- _Required task_: Update the entries starting with the line that contains "- nav-popular-label: Popular: [299, 7, 326, 16]" and going on through the line that contains "- list-item: 2. Sprinkle": write those lines out again with "eggplant" changed to "aubergine" and nothing else altered.

- _Data section_:
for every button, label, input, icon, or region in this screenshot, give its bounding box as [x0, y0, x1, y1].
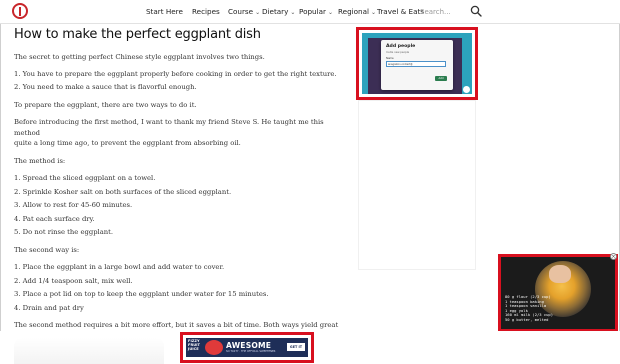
- nav-popular-label: Popular: [299, 7, 326, 16]
- list-item: 5. Do not rinse the eggplant.: [14, 228, 114, 236]
- search-input[interactable]: Search...: [420, 4, 470, 20]
- recipe-line: 50 g butter, melted: [505, 316, 549, 322]
- site-logo[interactable]: [12, 3, 28, 19]
- ad-dialog-add-button: Add: [435, 76, 447, 81]
- nav-recipes[interactable]: Recipes: [192, 7, 220, 16]
- nav-start-here[interactable]: Start Here: [146, 7, 183, 16]
- chevron-down-icon: ⌄: [255, 9, 261, 16]
- list-item: 4. Drain and pat dry: [14, 303, 84, 312]
- ad-background: Add people Invite new people Name anagos…: [362, 33, 472, 94]
- nav-start-here-label: Start Here: [146, 7, 183, 16]
- bottom-image-edge: [14, 338, 164, 364]
- video-recipe-overlay: 80 g flour (2/3 cup) 1 teaspoon baking 1 t…: [505, 294, 553, 323]
- list-item: 3. Place a pot lid on top to keep the eg…: [14, 290, 269, 298]
- chevron-down-icon: ⌄: [371, 9, 377, 16]
- hand-image: [549, 265, 571, 283]
- ad-small-print: SO TASTY · THE OFFICIAL SWEETENER: [226, 350, 276, 353]
- ad-dialog-subtitle: Invite new people: [386, 51, 410, 54]
- ad-headline: AWESOME: [226, 341, 272, 350]
- sidebar-ad-slot: [358, 100, 476, 270]
- bottom-ad-banner: FIZZY FRUIT JUICE AWESOME SO TASTY · THE…: [186, 338, 308, 357]
- list-item: 2. Add 1/4 teaspoon salt, mix well.: [14, 276, 133, 285]
- nav-dietary-label: Dietary: [262, 7, 289, 16]
- list-item: 2. Sprinkle Kosher salt on both surfaces…: [14, 187, 232, 196]
- sidebar-ad-top[interactable]: Add people Invite new people Name anagos…: [356, 27, 478, 100]
- before-paragraph-line-1: Before introducing the first method, I w…: [14, 118, 324, 137]
- prepare-paragraph: To prepare the eggplant, there are two w…: [14, 100, 197, 109]
- close-icon[interactable]: ×: [610, 253, 617, 260]
- list-item: 3. Allow to rest for 45-60 minutes.: [14, 201, 133, 209]
- list-item: 1. You have to prepare the eggplant prop…: [14, 69, 337, 78]
- intro-paragraph: The secret to getting perfect Chinese st…: [14, 53, 265, 61]
- article-content: How to make the perfect eggplant dish Th…: [14, 24, 344, 341]
- nav-dietary[interactable]: Dietary ⌄: [262, 7, 295, 16]
- ad-dialog-title: Add people: [386, 44, 416, 49]
- nav-travel-eats-label: Travel & Eats: [377, 7, 425, 16]
- search-icon[interactable]: [470, 5, 482, 17]
- page-title: How to make the perfect eggplant dish: [14, 27, 261, 42]
- ad-art: [205, 340, 223, 355]
- nav-recipes-label: Recipes: [192, 7, 220, 16]
- list-item: 4. Pat each surface dry.: [14, 214, 95, 223]
- bottom-banner-ad[interactable]: FIZZY FRUIT JUICE AWESOME SO TASTY · THE…: [180, 332, 314, 363]
- before-paragraph-line-2: quite a long time ago, to prevent the eg…: [14, 139, 241, 147]
- ad-dialog: Add people Invite new people Name anagos…: [381, 40, 453, 90]
- ad-dialog-input: anagoston.contact@: [386, 61, 446, 67]
- nav-regional[interactable]: Regional ⌄: [338, 7, 376, 16]
- top-navigation: Start Here Recipes Course ⌄ Dietary ⌄ Popu…: [0, 0, 620, 24]
- chevron-down-icon: ⌄: [290, 9, 296, 16]
- list-item: 1. Spread the sliced eggplant on a towel…: [14, 174, 156, 182]
- nav-course-label: Course: [228, 7, 254, 16]
- second-way-label: The second way is:: [14, 245, 80, 254]
- method-label: The method is:: [14, 156, 66, 165]
- nav-travel-eats[interactable]: Travel & Eats: [377, 7, 424, 16]
- list-item: 2. You need to make a sauce that is flav…: [14, 83, 197, 91]
- chevron-down-icon: ⌄: [327, 9, 333, 16]
- ad-cta-button[interactable]: GET IT: [287, 343, 305, 351]
- ad-badge-icon[interactable]: [463, 86, 470, 93]
- nav-regional-label: Regional: [338, 7, 370, 16]
- video-ad[interactable]: 80 g flour (2/3 cup) 1 teaspoon baking 1 t…: [498, 254, 618, 332]
- ad-brand-logo: FIZZY FRUIT JUICE: [188, 339, 200, 352]
- nav-popular[interactable]: Popular ⌄: [299, 7, 333, 16]
- list-item: 1. Place the eggplant in a large bowl an…: [14, 263, 225, 271]
- ad-dialog-name-label: Name: [386, 57, 394, 60]
- nav-course[interactable]: Course ⌄: [228, 7, 260, 16]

- _Exercise response_:
- nav-popular-label: Popular: [299, 7, 326, 16]
- list-item: 5. Do not rinse the aubergine.: [14, 228, 114, 236]
- search-input[interactable]: Search...: [420, 4, 470, 20]
- recipe-line: 50 g butter, melted: [505, 316, 549, 322]
- site-logo[interactable]: [12, 3, 28, 19]
- ad-dialog-add-button: Add: [435, 76, 447, 81]
- nav-recipes[interactable]: Recipes: [192, 7, 220, 16]
- nav-start-here[interactable]: Start Here: [146, 7, 183, 16]
- chevron-down-icon: ⌄: [255, 9, 261, 16]
- list-item: 4. Drain and pat dry: [14, 303, 84, 312]
- ad-background: Add people Invite new people Name anagos…: [362, 33, 472, 94]
- nav-start-here-label: Start Here: [146, 7, 183, 16]
- bottom-image-edge: [14, 338, 164, 364]
- video-recipe-overlay: 80 g flour (2/3 cup) 1 teaspoon baking 1 t…: [505, 294, 553, 323]
- list-item: 3. Place a pot lid on top to keep the eg…: [14, 290, 269, 298]
- chevron-down-icon: ⌄: [371, 9, 377, 16]
- hand-image: [549, 265, 571, 283]
- ad-small-print: SO TASTY · THE OFFICIAL SWEETENER: [226, 350, 276, 353]
- ad-dialog-subtitle: Invite new people: [386, 51, 410, 54]
- ad-headline: AWESOME: [226, 341, 272, 350]
- sidebar-ad-slot: [358, 100, 476, 270]
- bottom-ad-banner: FIZZY FRUIT JUICE AWESOME SO TASTY · THE…: [186, 338, 308, 357]
- list-item: 2. Add 1/4 teaspoon salt, mix well.: [14, 276, 133, 285]
- nav-dietary-label: Dietary: [262, 7, 289, 16]
- list-item: 2. Sprinkle Kosher salt on both surfaces…: [14, 187, 232, 196]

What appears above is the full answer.